- _Input records_
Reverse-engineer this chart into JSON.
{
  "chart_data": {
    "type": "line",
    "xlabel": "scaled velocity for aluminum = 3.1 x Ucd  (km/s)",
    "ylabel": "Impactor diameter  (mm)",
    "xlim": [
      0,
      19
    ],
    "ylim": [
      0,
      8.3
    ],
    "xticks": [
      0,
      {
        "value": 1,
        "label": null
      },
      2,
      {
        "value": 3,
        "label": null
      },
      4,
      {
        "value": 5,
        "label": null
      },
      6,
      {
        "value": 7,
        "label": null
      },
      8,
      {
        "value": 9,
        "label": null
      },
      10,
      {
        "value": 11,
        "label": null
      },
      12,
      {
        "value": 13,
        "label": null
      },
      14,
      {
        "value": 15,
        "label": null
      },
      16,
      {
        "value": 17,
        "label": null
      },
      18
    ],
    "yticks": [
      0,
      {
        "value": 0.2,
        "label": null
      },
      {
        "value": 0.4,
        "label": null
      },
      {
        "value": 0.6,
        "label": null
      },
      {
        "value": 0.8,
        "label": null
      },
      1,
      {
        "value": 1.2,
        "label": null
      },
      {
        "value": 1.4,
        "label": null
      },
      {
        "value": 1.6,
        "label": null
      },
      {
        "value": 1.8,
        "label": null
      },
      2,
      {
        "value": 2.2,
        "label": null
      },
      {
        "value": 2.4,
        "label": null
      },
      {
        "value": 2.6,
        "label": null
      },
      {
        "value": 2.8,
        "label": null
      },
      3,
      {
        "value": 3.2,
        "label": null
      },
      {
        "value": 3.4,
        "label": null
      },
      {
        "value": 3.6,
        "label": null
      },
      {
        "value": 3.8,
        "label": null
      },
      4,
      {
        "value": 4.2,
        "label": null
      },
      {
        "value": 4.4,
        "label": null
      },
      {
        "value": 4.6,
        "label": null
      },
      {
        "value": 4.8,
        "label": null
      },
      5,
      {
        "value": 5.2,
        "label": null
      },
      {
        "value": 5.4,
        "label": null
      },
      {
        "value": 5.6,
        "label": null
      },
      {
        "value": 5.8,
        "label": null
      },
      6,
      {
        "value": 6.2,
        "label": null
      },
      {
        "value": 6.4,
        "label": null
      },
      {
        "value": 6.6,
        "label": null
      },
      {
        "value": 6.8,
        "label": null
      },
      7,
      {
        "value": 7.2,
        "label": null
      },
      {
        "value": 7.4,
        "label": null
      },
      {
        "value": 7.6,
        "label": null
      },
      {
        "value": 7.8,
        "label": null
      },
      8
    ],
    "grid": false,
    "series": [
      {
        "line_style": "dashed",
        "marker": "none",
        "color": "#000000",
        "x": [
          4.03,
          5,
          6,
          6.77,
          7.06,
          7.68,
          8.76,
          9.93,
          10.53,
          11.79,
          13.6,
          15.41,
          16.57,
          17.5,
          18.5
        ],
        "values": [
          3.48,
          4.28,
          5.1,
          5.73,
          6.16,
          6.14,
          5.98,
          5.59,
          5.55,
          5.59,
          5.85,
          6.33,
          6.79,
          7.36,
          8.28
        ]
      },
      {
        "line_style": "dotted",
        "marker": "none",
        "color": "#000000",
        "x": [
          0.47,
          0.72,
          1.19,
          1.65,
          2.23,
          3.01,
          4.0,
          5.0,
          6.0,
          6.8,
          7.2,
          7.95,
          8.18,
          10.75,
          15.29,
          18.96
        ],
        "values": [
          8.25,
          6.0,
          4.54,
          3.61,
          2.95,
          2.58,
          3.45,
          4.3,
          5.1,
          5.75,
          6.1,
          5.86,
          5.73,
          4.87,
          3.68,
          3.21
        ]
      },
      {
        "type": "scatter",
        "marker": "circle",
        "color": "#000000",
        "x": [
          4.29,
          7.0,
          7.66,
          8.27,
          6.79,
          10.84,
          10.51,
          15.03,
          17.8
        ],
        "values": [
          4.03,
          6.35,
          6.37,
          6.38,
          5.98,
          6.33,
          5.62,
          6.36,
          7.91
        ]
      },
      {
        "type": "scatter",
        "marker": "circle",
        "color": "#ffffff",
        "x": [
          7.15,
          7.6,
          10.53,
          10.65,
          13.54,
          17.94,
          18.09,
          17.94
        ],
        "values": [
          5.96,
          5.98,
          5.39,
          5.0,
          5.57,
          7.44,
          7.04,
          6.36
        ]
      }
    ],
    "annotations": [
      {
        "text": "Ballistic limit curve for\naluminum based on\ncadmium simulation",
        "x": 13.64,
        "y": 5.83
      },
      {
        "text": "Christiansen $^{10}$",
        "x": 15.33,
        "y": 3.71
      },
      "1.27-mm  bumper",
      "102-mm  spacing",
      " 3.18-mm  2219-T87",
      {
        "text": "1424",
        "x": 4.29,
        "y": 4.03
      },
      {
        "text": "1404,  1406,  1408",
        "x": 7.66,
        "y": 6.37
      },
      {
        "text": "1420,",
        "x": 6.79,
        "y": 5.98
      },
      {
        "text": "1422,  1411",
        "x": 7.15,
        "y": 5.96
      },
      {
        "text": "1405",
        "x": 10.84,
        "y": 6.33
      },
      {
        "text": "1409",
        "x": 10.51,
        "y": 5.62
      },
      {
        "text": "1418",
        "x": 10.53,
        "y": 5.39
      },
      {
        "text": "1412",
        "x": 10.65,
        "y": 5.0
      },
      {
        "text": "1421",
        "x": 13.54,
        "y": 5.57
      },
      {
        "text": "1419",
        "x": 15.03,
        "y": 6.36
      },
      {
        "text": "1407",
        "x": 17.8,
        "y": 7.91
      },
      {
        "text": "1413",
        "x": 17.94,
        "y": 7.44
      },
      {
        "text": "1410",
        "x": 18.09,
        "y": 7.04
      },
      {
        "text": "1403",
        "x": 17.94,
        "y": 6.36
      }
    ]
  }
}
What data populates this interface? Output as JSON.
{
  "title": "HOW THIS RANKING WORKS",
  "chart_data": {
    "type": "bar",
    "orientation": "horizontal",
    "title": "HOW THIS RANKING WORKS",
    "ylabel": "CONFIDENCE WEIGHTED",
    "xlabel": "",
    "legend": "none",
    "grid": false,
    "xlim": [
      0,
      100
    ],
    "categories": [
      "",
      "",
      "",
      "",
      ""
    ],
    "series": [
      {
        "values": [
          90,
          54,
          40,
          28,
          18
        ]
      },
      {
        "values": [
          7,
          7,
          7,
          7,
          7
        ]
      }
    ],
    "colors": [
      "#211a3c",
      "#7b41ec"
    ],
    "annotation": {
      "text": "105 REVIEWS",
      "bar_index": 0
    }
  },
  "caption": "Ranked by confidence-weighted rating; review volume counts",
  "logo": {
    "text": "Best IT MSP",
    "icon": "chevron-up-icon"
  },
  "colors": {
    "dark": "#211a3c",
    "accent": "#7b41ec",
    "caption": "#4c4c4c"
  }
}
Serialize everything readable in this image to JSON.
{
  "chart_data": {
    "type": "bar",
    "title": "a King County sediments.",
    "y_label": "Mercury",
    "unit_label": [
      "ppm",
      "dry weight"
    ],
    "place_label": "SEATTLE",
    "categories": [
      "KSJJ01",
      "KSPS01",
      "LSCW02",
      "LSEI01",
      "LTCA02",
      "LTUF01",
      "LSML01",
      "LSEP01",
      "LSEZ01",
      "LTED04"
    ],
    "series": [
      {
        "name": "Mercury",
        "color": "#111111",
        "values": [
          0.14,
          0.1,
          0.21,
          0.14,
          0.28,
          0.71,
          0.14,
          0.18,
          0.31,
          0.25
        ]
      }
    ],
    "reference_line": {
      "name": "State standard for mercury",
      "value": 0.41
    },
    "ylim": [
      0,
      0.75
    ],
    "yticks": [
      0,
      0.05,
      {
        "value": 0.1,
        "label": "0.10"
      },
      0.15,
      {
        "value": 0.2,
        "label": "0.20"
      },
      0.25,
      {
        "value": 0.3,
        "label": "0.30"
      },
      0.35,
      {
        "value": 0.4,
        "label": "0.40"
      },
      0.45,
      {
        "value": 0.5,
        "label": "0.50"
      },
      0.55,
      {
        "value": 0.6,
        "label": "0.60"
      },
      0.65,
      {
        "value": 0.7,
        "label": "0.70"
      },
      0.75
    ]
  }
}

- _Work instructions_
Identify every line holding the word "JSON" and copy it out.

- _Answer to this exercise_
Reverse-engineer this chart into JSON.
What data populates this interface? Output as JSON.
Serialize everything readable in this image to JSON.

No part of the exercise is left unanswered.